### Data
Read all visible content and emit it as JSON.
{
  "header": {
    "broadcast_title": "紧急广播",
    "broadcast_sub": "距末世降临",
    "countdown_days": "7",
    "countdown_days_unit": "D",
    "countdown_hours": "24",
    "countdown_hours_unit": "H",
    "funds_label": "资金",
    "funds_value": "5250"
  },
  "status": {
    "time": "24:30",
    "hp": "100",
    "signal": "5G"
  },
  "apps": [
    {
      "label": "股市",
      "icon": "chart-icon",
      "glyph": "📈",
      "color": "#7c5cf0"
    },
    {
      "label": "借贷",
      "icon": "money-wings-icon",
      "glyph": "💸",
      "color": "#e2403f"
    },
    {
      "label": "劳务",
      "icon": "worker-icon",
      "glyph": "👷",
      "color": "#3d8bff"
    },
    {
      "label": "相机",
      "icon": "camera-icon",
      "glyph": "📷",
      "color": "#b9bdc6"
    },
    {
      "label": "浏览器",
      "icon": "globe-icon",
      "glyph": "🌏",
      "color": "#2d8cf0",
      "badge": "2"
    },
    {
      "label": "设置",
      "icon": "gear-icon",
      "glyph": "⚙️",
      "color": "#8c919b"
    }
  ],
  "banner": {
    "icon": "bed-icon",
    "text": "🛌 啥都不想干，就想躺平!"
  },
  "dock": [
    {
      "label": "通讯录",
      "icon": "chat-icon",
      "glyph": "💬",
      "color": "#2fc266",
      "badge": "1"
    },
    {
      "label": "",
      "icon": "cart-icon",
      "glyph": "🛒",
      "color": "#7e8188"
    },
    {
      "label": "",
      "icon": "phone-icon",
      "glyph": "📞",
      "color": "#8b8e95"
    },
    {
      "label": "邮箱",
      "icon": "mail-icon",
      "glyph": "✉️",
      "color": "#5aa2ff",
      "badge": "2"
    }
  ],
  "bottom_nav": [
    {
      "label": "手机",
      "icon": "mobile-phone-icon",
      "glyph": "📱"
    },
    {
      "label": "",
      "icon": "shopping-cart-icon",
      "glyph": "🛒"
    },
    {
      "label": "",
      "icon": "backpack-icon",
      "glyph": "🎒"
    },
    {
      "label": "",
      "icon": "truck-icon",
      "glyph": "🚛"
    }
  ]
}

### Required task
Would you give the material above again, complete and exact?

### Finished exercise
Read all visible content and emit it as JSON.
{
  "header": {
    "broadcast_title": "紧急广播",
    "broadcast_sub": "距末世降临",
    "countdown_days": "7",
    "countdown_days_unit": "D",
    "countdown_hours": "24",
    "countdown_hours_unit": "H",
    "funds_label": "资金",
    "funds_value": "5250"
  },
  "status": {
    "time": "24:30",
    "hp": "100",
    "signal": "5G"
  },
  "apps": [
    {
      "label": "股市",
      "icon": "chart-icon",
      "glyph": "📈",
      "color": "#7c5cf0"
    },
    {
      "label": "借贷",
      "icon": "money-wings-icon",
      "glyph": "💸",
      "color": "#e2403f"
    },
    {
      "label": "劳务",
      "icon": "worker-icon",
      "glyph": "👷",
      "color": "#3d8bff"
    },
    {
      "label": "相机",
      "icon": "camera-icon",
      "glyph": "📷",
      "color": "#b9bdc6"
    },
    {
      "label": "浏览器",
      "icon": "globe-icon",
      "glyph": "🌏",
      "color": "#2d8cf0",
      "badge": "2"
    },
    {
      "label": "设置",
      "icon": "gear-icon",
      "glyph": "⚙️",
      "color": "#8c919b"
    }
  ],
  "banner": {
    "icon": "bed-icon",
    "text": "🛌 啥都不想干，就想躺平!"
  },
  "dock": [
    {
      "label": "通讯录",
      "icon": "chat-icon",
      "glyph": "💬",
      "color": "#2fc266",
      "badge": "1"
    },
    {
      "label": "",
      "icon": "cart-icon",
      "glyph": "🛒",
      "color": "#7e8188"
    },
    {
      "label": "",
      "icon": "phone-icon",
      "glyph": "📞",
      "color": "#8b8e95"
    },
    {
      "label": "邮箱",
      "icon": "mail-icon",
      "glyph": "✉️",
      "color": "#5aa2ff",
      "badge": "2"
    }
  ],
  "bottom_nav": [
    {
      "label": "手机",
      "icon": "mobile-phone-icon",
      "glyph": "📱"
    },
    {
      "label": "",
      "icon": "shopping-cart-icon",
      "glyph": "🛒"
    },
    {
      "label": "",
      "icon": "backpack-icon",
      "glyph": "🎒"
    },
    {
      "label": "",
      "icon": "truck-icon",
      "glyph": "🚛"
    }
  ]
}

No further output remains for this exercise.